> **The problem**: Output all of the entries exactly as written.

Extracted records

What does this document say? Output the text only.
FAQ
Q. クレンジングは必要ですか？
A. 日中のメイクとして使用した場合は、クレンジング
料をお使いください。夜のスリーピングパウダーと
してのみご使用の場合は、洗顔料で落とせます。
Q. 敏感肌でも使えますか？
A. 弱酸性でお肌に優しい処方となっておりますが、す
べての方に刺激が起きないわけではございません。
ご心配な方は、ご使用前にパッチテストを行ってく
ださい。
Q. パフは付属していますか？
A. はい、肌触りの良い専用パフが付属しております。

> **Exercise response**:
What does this document say? Output the text only.
FAQ
Q. クレンジングは必要ですか？
A. 日中のメイクとして使用した場合は、クレンジング
料をお使いください。夜のスリーピングパウダーと
してのみご使用の場合は、洗顔料で落とせます。
Q. 敏感肌でも使えますか？
A. 弱酸性でお肌に優しい処方となっておりますが、す
べての方に刺激が起きないわけではございません。
ご心配な方は、ご使用前にパッチテストを行ってく
ださい。
Q. パフは付属していますか？
A. はい、肌触りの良い専用パフが付属しております。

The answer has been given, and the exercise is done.